------ EXERCISE MATERIAL ------
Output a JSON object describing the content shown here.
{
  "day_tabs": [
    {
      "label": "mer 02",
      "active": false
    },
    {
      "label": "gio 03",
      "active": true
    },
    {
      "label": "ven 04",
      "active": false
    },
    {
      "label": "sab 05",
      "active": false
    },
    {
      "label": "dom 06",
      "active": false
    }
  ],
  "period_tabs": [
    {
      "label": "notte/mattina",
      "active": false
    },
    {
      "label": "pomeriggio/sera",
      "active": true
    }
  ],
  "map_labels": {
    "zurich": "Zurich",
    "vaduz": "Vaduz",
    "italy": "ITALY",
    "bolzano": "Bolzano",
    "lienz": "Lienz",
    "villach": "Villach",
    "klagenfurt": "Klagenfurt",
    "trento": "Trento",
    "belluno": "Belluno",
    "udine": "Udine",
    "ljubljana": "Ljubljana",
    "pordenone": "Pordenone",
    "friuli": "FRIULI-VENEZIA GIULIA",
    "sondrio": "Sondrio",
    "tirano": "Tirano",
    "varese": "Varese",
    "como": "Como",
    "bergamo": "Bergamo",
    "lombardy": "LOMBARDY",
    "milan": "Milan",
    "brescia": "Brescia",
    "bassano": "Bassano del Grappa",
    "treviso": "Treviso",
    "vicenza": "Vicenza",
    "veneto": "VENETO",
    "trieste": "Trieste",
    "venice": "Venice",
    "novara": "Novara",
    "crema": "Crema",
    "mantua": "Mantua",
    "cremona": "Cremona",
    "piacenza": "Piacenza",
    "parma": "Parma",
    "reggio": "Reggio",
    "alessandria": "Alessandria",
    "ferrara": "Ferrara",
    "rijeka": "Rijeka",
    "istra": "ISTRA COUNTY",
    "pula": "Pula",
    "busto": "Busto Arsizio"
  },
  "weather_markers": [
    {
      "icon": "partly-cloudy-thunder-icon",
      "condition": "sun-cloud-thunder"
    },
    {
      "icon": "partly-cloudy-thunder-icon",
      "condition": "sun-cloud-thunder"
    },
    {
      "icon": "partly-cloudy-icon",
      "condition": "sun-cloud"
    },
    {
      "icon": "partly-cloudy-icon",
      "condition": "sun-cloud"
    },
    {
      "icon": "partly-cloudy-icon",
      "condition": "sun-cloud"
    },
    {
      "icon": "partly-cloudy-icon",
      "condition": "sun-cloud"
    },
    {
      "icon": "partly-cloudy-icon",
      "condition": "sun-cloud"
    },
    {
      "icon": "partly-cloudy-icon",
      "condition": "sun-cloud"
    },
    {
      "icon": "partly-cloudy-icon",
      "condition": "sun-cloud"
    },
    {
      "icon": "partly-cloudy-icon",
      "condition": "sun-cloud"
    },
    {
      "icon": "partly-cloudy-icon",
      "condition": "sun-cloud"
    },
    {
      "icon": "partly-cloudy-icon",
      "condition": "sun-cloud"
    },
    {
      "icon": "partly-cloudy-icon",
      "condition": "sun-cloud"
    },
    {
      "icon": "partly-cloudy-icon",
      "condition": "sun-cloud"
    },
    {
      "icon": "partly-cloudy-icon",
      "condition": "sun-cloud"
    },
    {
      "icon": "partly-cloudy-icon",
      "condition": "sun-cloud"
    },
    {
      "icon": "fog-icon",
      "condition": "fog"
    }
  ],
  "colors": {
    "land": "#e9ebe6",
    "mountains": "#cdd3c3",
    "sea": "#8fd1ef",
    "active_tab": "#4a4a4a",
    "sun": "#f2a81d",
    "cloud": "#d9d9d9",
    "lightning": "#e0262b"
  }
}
------
▸ WRITTEN PROBLEM:
Every record above should be copied exactly.

▸ SOLUTION BELOW:
Output a JSON object describing the content shown here.
{
  "day_tabs": [
    {
      "label": "mer 02",
      "active": false
    },
    {
      "label": "gio 03",
      "active": true
    },
    {
      "label": "ven 04",
      "active": false
    },
    {
      "label": "sab 05",
      "active": false
    },
    {
      "label": "dom 06",
      "active": false
    }
  ],
  "period_tabs": [
    {
      "label": "notte/mattina",
      "active": false
    },
    {
      "label": "pomeriggio/sera",
      "active": true
    }
  ],
  "map_labels": {
    "zurich": "Zurich",
    "vaduz": "Vaduz",
    "italy": "ITALY",
    "bolzano": "Bolzano",
    "lienz": "Lienz",
    "villach": "Villach",
    "klagenfurt": "Klagenfurt",
    "trento": "Trento",
    "belluno": "Belluno",
    "udine": "Udine",
    "ljubljana": "Ljubljana",
    "pordenone": "Pordenone",
    "friuli": "FRIULI-VENEZIA GIULIA",
    "sondrio": "Sondrio",
    "tirano": "Tirano",
    "varese": "Varese",
    "como": "Como",
    "bergamo": "Bergamo",
    "lombardy": "LOMBARDY",
    "milan": "Milan",
    "brescia": "Brescia",
    "bassano": "Bassano del Grappa",
    "treviso": "Treviso",
    "vicenza": "Vicenza",
    "veneto": "VENETO",
    "trieste": "Trieste",
    "venice": "Venice",
    "novara": "Novara",
    "crema": "Crema",
    "mantua": "Mantua",
    "cremona": "Cremona",
    "piacenza": "Piacenza",
    "parma": "Parma",
    "reggio": "Reggio",
    "alessandria": "Alessandria",
    "ferrara": "Ferrara",
    "rijeka": "Rijeka",
    "istra": "ISTRA COUNTY",
    "pula": "Pula",
    "busto": "Busto Arsizio"
  },
  "weather_markers": [
    {
      "icon": "partly-cloudy-thunder-icon",
      "condition": "sun-cloud-thunder"
    },
    {
      "icon": "partly-cloudy-thunder-icon",
      "condition": "sun-cloud-thunder"
    },
    {
      "icon": "partly-cloudy-icon",
      "condition": "sun-cloud"
    },
    {
      "icon": "partly-cloudy-icon",
      "condition": "sun-cloud"
    },
    {
      "icon": "partly-cloudy-icon",
      "condition": "sun-cloud"
    },
    {
      "icon": "partly-cloudy-icon",
      "condition": "sun-cloud"
    },
    {
      "icon": "partly-cloudy-icon",
      "condition": "sun-cloud"
    },
    {
      "icon": "partly-cloudy-icon",
      "condition": "sun-cloud"
    },
    {
      "icon": "partly-cloudy-icon",
      "condition": "sun-cloud"
    },
    {
      "icon": "partly-cloudy-icon",
      "condition": "sun-cloud"
    },
    {
      "icon": "partly-cloudy-icon",
      "condition": "sun-cloud"
    },
    {
      "icon": "partly-cloudy-icon",
      "condition": "sun-cloud"
    },
    {
      "icon": "partly-cloudy-icon",
      "condition": "sun-cloud"
    },
    {
      "icon": "partly-cloudy-icon",
      "condition": "sun-cloud"
    },
    {
      "icon": "partly-cloudy-icon",
      "condition": "sun-cloud"
    },
    {
      "icon": "partly-cloudy-icon",
      "condition": "sun-cloud"
    },
    {
      "icon": "fog-icon",
      "condition": "fog"
    }
  ],
  "colors": {
    "land": "#e9ebe6",
    "mountains": "#cdd3c3",
    "sea": "#8fd1ef",
    "active_tab": "#4a4a4a",
    "sun": "#f2a81d",
    "cloud": "#d9d9d9",
    "lightning": "#e0262b"
  }
}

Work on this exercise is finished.